Excerpt to read:
“There was nothing so very remarkable in that; nor did Alice think it so very much out of the way to hear the Rabbit say to itself, 'Oh dear! Oh dear! I shall be late!’. . . .but when the Rabbit actually took a watch out of its waistcoat-pocket, and looked at it, and then hurried on, Alice started to her feet, for it flashed across her mind that she had never before seen a rabbit with either a waistcoat-pocket, or a watch to take out of it, and burning with curiosity, she ran across the field after it, and fortunately was just in time to see it pop down a large rabbit-hole under the hedge. In another moment down went Alice after it, never once considering how in the world she was to get out again.”
My rabbit hole is packed with old books. There is no first edition of Alice in Wonderland in this hole. There will be no $40,000 eureka moment.
It fact, in 2019, when I got serious my shelves, there was more head-scratching over why a first edition of Kipling, 120 years old, was listed by on-line booksellers—over and over again—at just three or four dollars? Puzzling or not, it explained why my fine old shelves—themselves acquired by my father in furtherance of what we now call a side hustle—were laden with 2000 or more “rare” books. These same books had filled the shelves for thirty years or more and barely moved that whole time.
And my Rabbit himself was an eight volume, boxed, Folio Society edition of Gibbon’s The Decline and Fall of the Roman Empire. In two boxes of four volumes each, it must have been worth something to someone.
Forty dollars, it turned out. Scores of this set were listed on eBay, ABEBooks.com, and biblio.com. Not only was there be no eureka moment, but lunch money was hard to find in this lot.
My father, who once owned these 2000 volumes, knew this. He’d wound down his book business as best he could during the last fifteen years of his life. He had not acquired any new titles since the 1990s. Of course there were books given to him, gifts, and things thrust on him in his professional capacity as a writer and professor of philosophy. And of course he read, so many of those books linger too (a nearly complete collection of the works of Patrick O’Brian, some soft-covered, some hardbacks). And he did get fooled into the Gibbon, but that is another story.
His wartime correspondence with my mother, and his good friend Dick Tansey (Gardner’s Art Through the Ages) always contained tidbits about what book one of them had seen recently, and much perseveration over prices. So book collecting and book hunting were hobbies from his earliest days and loosely connected to his career as an academic. Eventually it blossomed into a business of sorts, Editio Princeps. By the 1960s and through the 1970s he spent good chunks of his spare time wandering the winding and rolling backroads of Northern New England looking for that dusty old jewel.
Every family trip “up the coast” was just an excuse to poke around some nearby “Antiques & Books” place just for “five minutes or so.” These rambles were not completely without interest for my younger sister and me. Captives of our age and lack of independence we, unlike our older siblings, were lured, or dragged along under some pretense.

Parts of the exercise:
1. Please extract a passage from the book-collecting essay word for word, beginning at "Every family trip" and stopping after "under some pretense.".
2. In the book-collecting essay, how much did the boxed Folio Society edition of Gibbon's The Decline and Fall of the Roman Empire turn out to be worth?

Supplied data:
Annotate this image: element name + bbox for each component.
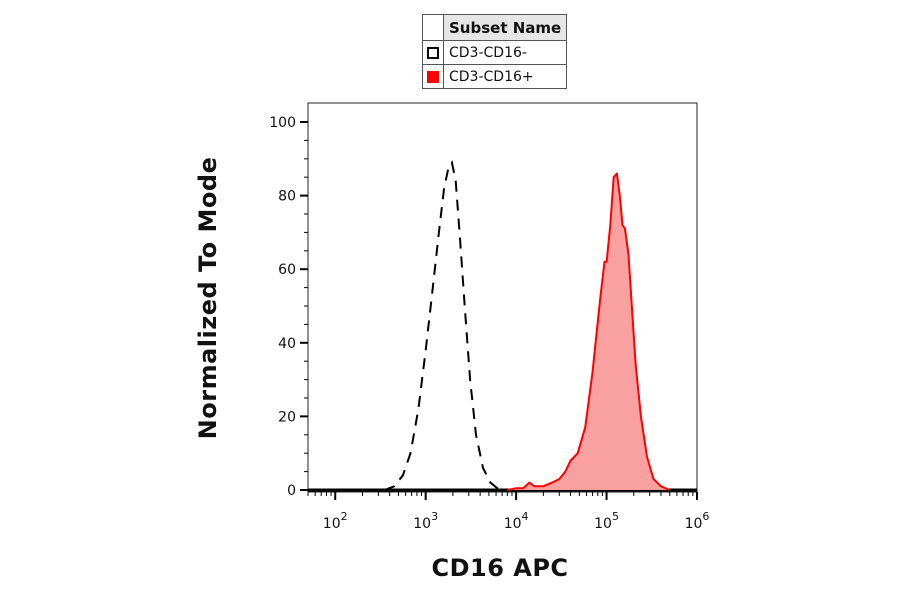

Answer list:
1.
Every family trip “up the coast” was just an excuse to poke around some nearby “Antiques & Books” place just for “five minutes or so.” These rambles were not completely without interest for my younger sister and me. Captives of our age and lack of independence we, unlike our older siblings, were lured, or dragged along under some pretense.

2. Forty dollars.